TEXTE CITÉ -
==============================

Lecture d’une situation embarrassante/ Dy ould Hasni ould Moulaye Ismail

17 September, 2015 - 09:36

Il est des moments où le citoyen est interpellé, par devoir, à s’intéresser à la vie de la Nation. Cet impératif coercitif ne laisse aucune issue de dérobade, pour quelque prétexte que ce soit, et la réponse à cet appel exige, des fois, un sursaut national. C’est pourquoi, il importe de réagir avec célérité et tact, pour enrayer tout dysfonctionnement, au plus vite, autant les problèmes sont imbriqués et enchevêtrés  les uns dans les autres. Des divergences politique, sociale, économique et/ou financière, naissent les petits foyers de tension qui, s’ils ne sont pas annihilés, constitueront le préalable de grands mouvements sociaux qui font basculer, précipitamment, le cours de l’histoire et empêtrent les Etats dans le désordre.

==============================

CONSIGNE A - Dans les enregistrements ci-dessous, recopiez à l'identique tout ce qui va de la ligne contenant « x-axis-title: Sites (311, 318, 345, 337) » jusqu'à la ligne contenant « y-axis-title: Species (13, 125, 32, 178) », bornes incluses.

==============================

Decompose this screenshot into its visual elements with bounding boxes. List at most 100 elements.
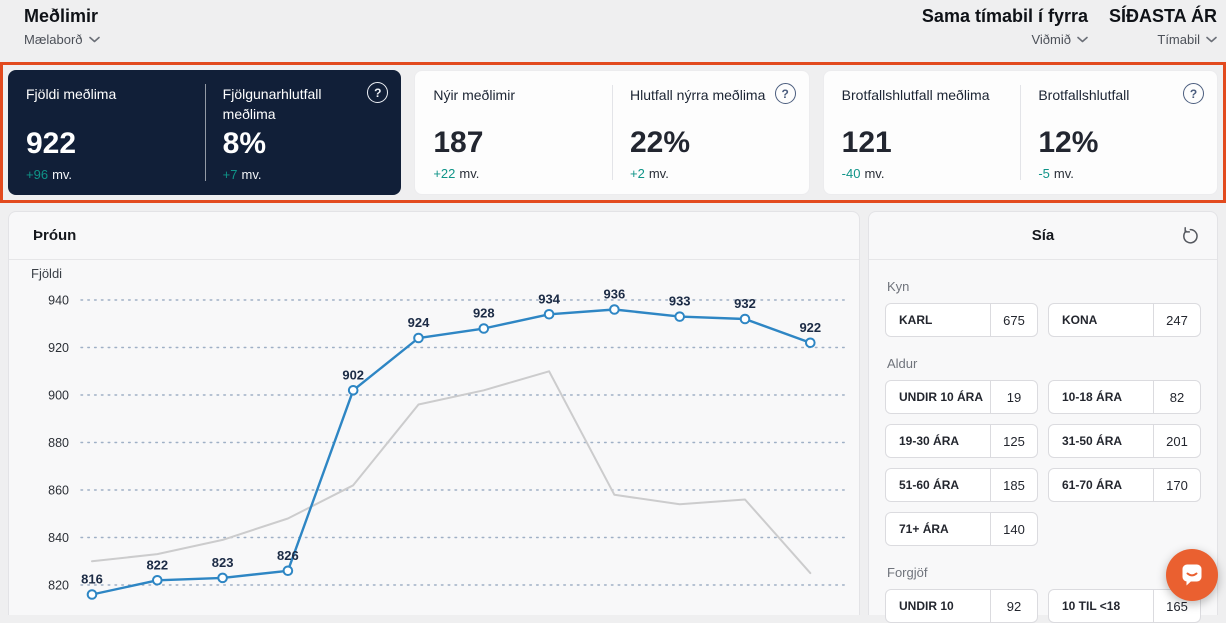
metric-label: Brotfallshlutfall meðlima <box>841 87 990 103</box>
chip-label: 10-18 ÁRA <box>1062 390 1123 404</box>
metric-label: Hlutfall nýrra meðlima <box>630 87 766 103</box>
delta-number: +96 <box>26 167 49 182</box>
chip-count: 140 <box>990 513 1037 545</box>
metric-delta: -5 mv. <box>1038 166 1201 181</box>
metric-value: 12% <box>1038 125 1099 159</box>
svg-text:820: 820 <box>48 579 69 593</box>
svg-text:840: 840 <box>48 531 69 545</box>
metric-new-member-rate: Hlutfall nýrra meðlima 22% +2 mv. <box>612 71 809 194</box>
chat-button[interactable] <box>1166 549 1218 601</box>
period-selector-label: Tímabil <box>1157 32 1200 47</box>
chip-count: 165 <box>1153 590 1200 622</box>
svg-text:860: 860 <box>48 484 69 498</box>
delta-suffix: mv. <box>459 166 480 181</box>
filter-chip[interactable]: UNDIR 10 ÁRA 19 <box>885 380 1038 414</box>
help-icon[interactable]: ? <box>774 83 796 104</box>
chip-label: KONA <box>1062 313 1098 327</box>
chat-bubble-icon <box>1182 564 1202 586</box>
filter-chip[interactable]: 61-70 ÁRA 170 <box>1048 468 1201 502</box>
delta-number: -40 <box>841 166 861 181</box>
filter-chip[interactable]: 19-30 ÁRA 125 <box>885 424 1038 458</box>
svg-text:880: 880 <box>48 436 69 450</box>
filter-chip[interactable]: 10-18 ÁRA 82 <box>1048 380 1201 414</box>
filter-chip[interactable]: 31-50 ÁRA 201 <box>1048 424 1201 458</box>
metric-delta: -40 mv. <box>842 166 1005 181</box>
page-title: Meðlimir <box>24 6 99 26</box>
dashboard-selector-label: Mælaborð <box>24 32 83 47</box>
comparison-selector[interactable]: Viðmið <box>922 32 1088 47</box>
filter-chip-grid: KARL 675 KONA 247 <box>885 303 1201 337</box>
delta-number: +2 <box>630 166 645 181</box>
chip-label: 51-60 ÁRA <box>899 478 960 492</box>
chip-label: 31-50 ÁRA <box>1062 434 1123 448</box>
svg-text:940: 940 <box>48 294 69 308</box>
filter-panel-title: Sía <box>1031 227 1055 244</box>
filter-chip[interactable]: KONA 247 <box>1048 303 1201 337</box>
svg-text:934: 934 <box>538 291 560 306</box>
filter-chip[interactable]: 71+ ÁRA 140 <box>885 512 1038 546</box>
metric-new-members: Nýir meðlimir 187 +22 mv. <box>415 71 612 194</box>
chip-label: 71+ ÁRA <box>899 522 949 536</box>
filter-chip[interactable]: 51-60 ÁRA 185 <box>885 468 1038 502</box>
period-value: SÍÐASTA ÁR <box>1109 6 1217 26</box>
metric-label: Brotfallshlutfall <box>1038 87 1130 103</box>
metric-delta: +22 mv. <box>433 166 596 181</box>
metric-member-count: Fjöldi meðlima 922 +96 mv. <box>8 70 205 195</box>
metric-delta: +2 mv. <box>630 166 793 181</box>
filter-sections: Kyn KARL 675 KONA 247 Aldur UNDIR 10 ÁRA 19 10-1… <box>869 279 1217 623</box>
metric-churn-rate: Brotfallshlutfall 12% -5 mv. <box>1020 71 1217 194</box>
delta-suffix: mv. <box>1053 166 1074 181</box>
svg-text:900: 900 <box>48 389 69 403</box>
metric-value: 8% <box>222 126 267 160</box>
filter-chip[interactable]: KARL 675 <box>885 303 1038 337</box>
chip-label: 10 TIL <18 <box>1062 599 1121 613</box>
help-icon[interactable]: ? <box>367 82 389 103</box>
reset-filters-button[interactable] <box>1179 225 1201 247</box>
chip-count: 82 <box>1153 381 1200 413</box>
filter-chip[interactable]: UNDIR 10 92 <box>885 589 1038 623</box>
metric-delta: +7 mv. <box>223 167 386 182</box>
filter-section-label: Aldur <box>887 356 918 371</box>
kpi-card-churn: Brotfallshlutfall meðlima 121 -40 mv. Bro… <box>822 70 1218 195</box>
chip-count: 19 <box>990 381 1037 413</box>
svg-text:816: 816 <box>81 572 103 587</box>
svg-text:823: 823 <box>212 555 234 570</box>
svg-text:936: 936 <box>604 287 626 302</box>
svg-text:922: 922 <box>799 320 821 335</box>
svg-text:933: 933 <box>669 294 691 309</box>
metric-value: 922 <box>26 126 77 160</box>
kpi-card-new-members: Nýir meðlimir 187 +22 mv. Hlutfall nýrra … <box>414 70 810 195</box>
chip-count: 185 <box>990 469 1037 501</box>
chip-count: 92 <box>990 590 1037 622</box>
filter-chip-grid: UNDIR 10 ÁRA 19 10-18 ÁRA 82 19-30 ÁRA 125 31-… <box>885 380 1201 546</box>
period-selector[interactable]: Tímabil <box>1109 32 1217 47</box>
chevron-down-icon <box>1206 36 1217 43</box>
kpi-highlight-border: Fjöldi meðlima 922 +96 mv. Fjölgunarhlutf… <box>0 62 1226 203</box>
reset-icon <box>1183 227 1198 244</box>
dashboard-selector[interactable]: Mælaborð <box>24 32 100 47</box>
filter-panel: Sía Kyn KARL 675 KONA 247 Aldur UNDIR 10 ÁRA 19… <box>868 211 1218 623</box>
delta-number: +22 <box>433 166 456 181</box>
metric-label: Fjölgunarhlutfall meðlima <box>222 86 322 122</box>
chip-count: 170 <box>1153 469 1200 501</box>
chart-panel-title: Þróun <box>33 227 77 244</box>
svg-text:822: 822 <box>146 557 168 572</box>
help-icon[interactable]: ? <box>1182 83 1204 104</box>
metric-label: Nýir meðlimir <box>433 87 515 103</box>
comparison-value: Sama tímabil í fyrra <box>921 6 1088 26</box>
delta-number: -5 <box>1038 166 1050 181</box>
comparison-selector-label: Viðmið <box>1031 32 1071 47</box>
chip-count: 201 <box>1153 425 1200 457</box>
chevron-down-icon <box>1077 36 1088 43</box>
svg-text:920: 920 <box>48 341 69 355</box>
filter-section-label: Forgjöf <box>887 565 928 580</box>
top-header: Meðlimir Mælaborð Sama tímabil í fyrra V… <box>0 0 1226 62</box>
metric-value: 187 <box>433 125 484 159</box>
chart-canvas: Fjöldi 940 920 900 880 860 840 820 816 822 823 826 9… <box>31 266 850 600</box>
chip-label: KARL <box>899 313 933 327</box>
chip-label: UNDIR 10 ÁRA <box>899 390 984 404</box>
svg-text:928: 928 <box>473 306 495 321</box>
metric-growth-rate: Fjölgunarhlutfall meðlima 8% +7 mv. <box>204 70 402 195</box>
metric-churn-count: Brotfallshlutfall meðlima 121 -40 mv. <box>824 71 1021 194</box>
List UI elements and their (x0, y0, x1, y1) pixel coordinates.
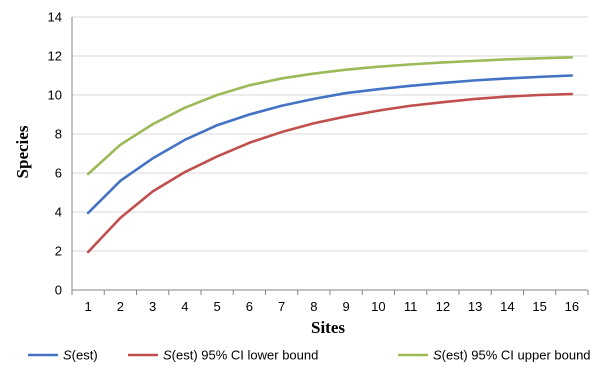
x-axis-title: Sites (311, 318, 345, 337)
legend-label-1: S(est) 95% CI lower bound (163, 348, 318, 363)
y-tick-label: 6 (55, 166, 62, 181)
y-tick-label: 2 (55, 244, 62, 259)
gridlines (72, 16, 588, 252)
x-tick-label: 8 (310, 299, 317, 314)
legend: S(est) S(est) 95% CI lower bound S(est) 95… (28, 348, 591, 363)
x-tick-label: 6 (246, 299, 253, 314)
axes (71, 17, 589, 295)
series-line-0 (86, 74, 574, 215)
x-tick-label: 12 (436, 299, 450, 314)
y-tick-label: 8 (55, 127, 62, 142)
x-tick-label: 2 (117, 299, 124, 314)
x-tick-label: 13 (468, 299, 482, 314)
x-tick-label: 5 (214, 299, 221, 314)
x-tick-label: 15 (532, 299, 546, 314)
series-line-1 (86, 92, 574, 254)
y-axis-title: Species (13, 125, 32, 178)
legend-label-2: S(est) 95% CI upper bound (433, 348, 591, 363)
x-tick-label: 11 (404, 299, 418, 314)
series-lines (86, 56, 574, 254)
series-line-2 (86, 56, 574, 176)
y-tick-labels: 0 2 4 6 8 10 12 14 (48, 10, 62, 298)
y-tick-label: 0 (55, 283, 62, 298)
x-tick-label: 14 (500, 299, 514, 314)
y-tick-label: 12 (48, 49, 62, 64)
x-tick-label: 1 (85, 299, 92, 314)
x-tick-labels: 1 2 3 4 5 6 7 8 9 10 11 12 13 14 15 16 (85, 299, 580, 314)
x-tick-label: 10 (371, 299, 385, 314)
y-tick-label: 10 (48, 88, 62, 103)
x-tick-label: 3 (149, 299, 156, 314)
legend-label-0: S(est) (63, 348, 98, 363)
x-tick-label: 7 (278, 299, 285, 314)
x-tick-label: 16 (565, 299, 579, 314)
x-tick-label: 4 (181, 299, 188, 314)
y-tick-label: 4 (55, 205, 62, 220)
x-tick-label: 9 (343, 299, 350, 314)
y-tick-label: 14 (48, 10, 62, 25)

==============================

CONSIGNE B - D'après le texte cité, que constitueront les petits foyers de tension s'ils ne sont pas annihilés ?

RÉSULTAT FINAL A -
x-axis-title: Sites (311, 318, 345, 337)
legend-label-1: S(est) 95% CI lower bound (163, 348, 318, 363)
y-tick-label: 6 (55, 166, 62, 181)
y-tick-label: 2 (55, 244, 62, 259)
gridlines (72, 16, 588, 252)
x-tick-label: 8 (310, 299, 317, 314)
legend: S(est) S(est) 95% CI lower bound S(est) 95… (28, 348, 591, 363)
x-tick-label: 6 (246, 299, 253, 314)
axes (71, 17, 589, 295)
series-line-0 (86, 74, 574, 215)
x-tick-label: 12 (436, 299, 450, 314)
y-tick-label: 8 (55, 127, 62, 142)
x-tick-label: 2 (117, 299, 124, 314)
x-tick-label: 13 (468, 299, 482, 314)
x-tick-label: 5 (214, 299, 221, 314)
x-tick-label: 15 (532, 299, 546, 314)
series-line-1 (86, 92, 574, 254)
y-axis-title: Species (13, 125, 32, 178)

RÉSULTAT FINAL B - Le préalable de grands mouvements sociaux qui font basculer, précipitamment, le cours de l'histoire et empêtrent les États dans le désordre.